◆ What to produce
Give the count of lines holding the string "network" and nothing else.
══════════════════════════════
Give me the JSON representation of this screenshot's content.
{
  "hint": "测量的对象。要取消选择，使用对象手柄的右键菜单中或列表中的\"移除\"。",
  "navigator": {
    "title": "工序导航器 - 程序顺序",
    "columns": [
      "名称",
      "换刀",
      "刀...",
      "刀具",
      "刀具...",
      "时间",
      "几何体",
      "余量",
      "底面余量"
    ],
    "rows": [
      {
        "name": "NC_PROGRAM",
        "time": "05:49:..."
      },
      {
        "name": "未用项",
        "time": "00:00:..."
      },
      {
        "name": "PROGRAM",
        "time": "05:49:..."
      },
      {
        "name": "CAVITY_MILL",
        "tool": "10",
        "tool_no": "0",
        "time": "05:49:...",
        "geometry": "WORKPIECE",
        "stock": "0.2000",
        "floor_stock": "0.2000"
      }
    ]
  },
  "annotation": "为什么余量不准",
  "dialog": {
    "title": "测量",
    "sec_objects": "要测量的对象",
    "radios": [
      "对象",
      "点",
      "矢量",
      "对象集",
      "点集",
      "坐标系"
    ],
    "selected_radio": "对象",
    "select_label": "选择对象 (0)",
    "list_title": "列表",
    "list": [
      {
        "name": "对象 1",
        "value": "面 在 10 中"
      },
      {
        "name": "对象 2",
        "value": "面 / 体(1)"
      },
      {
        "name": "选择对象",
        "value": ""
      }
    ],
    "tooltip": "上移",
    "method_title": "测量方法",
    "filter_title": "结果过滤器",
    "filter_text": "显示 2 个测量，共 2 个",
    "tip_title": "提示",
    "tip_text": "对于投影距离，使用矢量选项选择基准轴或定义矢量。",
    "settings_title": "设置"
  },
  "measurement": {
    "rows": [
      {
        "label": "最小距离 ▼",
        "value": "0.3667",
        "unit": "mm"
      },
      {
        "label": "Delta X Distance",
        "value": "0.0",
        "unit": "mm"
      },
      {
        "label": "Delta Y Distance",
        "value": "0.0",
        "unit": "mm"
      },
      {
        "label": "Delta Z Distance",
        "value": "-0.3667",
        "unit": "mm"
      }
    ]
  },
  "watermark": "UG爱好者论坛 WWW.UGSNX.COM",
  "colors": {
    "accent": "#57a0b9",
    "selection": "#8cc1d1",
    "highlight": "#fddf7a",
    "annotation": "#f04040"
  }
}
══════════════════════════════
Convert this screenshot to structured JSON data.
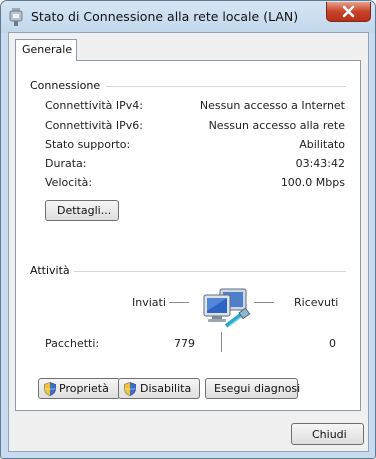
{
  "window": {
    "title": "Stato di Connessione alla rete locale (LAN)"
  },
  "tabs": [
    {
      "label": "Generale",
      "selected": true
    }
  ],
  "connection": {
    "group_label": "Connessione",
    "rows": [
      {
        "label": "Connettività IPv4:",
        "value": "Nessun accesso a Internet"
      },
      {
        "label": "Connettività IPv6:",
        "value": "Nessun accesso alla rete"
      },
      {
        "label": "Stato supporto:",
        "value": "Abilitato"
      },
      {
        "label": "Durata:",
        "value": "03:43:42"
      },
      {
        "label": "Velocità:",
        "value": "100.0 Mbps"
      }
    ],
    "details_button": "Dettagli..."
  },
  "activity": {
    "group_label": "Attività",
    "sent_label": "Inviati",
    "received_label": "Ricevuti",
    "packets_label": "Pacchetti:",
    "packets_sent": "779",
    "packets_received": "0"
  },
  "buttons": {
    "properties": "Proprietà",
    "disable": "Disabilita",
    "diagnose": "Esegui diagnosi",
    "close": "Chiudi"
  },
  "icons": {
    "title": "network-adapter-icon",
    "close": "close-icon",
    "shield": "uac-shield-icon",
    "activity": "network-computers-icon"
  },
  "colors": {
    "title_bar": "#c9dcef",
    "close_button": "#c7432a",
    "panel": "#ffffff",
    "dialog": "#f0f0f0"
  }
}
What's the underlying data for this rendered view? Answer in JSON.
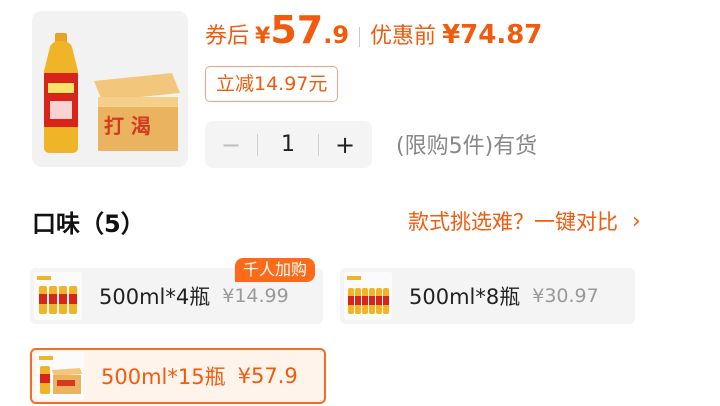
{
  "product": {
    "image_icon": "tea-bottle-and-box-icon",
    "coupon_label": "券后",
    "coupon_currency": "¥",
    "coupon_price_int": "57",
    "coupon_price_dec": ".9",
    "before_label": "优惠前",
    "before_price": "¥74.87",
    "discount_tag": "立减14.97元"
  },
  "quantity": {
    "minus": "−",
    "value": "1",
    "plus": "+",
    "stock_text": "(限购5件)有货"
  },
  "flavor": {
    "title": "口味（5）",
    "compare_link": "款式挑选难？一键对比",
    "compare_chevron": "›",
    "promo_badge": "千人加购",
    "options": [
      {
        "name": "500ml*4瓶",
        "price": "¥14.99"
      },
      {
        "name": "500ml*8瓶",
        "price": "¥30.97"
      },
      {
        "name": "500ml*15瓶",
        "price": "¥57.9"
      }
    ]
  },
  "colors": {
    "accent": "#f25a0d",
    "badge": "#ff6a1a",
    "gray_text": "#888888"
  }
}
══════════════════════════════
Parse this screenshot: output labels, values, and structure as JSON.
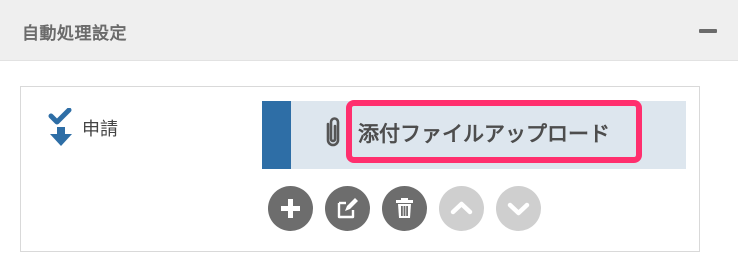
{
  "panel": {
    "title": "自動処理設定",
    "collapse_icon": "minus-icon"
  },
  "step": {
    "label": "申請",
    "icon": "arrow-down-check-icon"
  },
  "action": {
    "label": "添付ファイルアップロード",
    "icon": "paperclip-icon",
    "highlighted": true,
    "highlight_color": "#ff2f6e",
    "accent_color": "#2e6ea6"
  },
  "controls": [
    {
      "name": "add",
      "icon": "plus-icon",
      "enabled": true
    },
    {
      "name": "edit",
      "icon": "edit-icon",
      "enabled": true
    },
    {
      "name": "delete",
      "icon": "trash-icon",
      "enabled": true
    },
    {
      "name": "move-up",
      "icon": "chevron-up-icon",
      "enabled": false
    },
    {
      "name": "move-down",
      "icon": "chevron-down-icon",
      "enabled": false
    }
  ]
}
══════════════════════════════
◆ Task response
2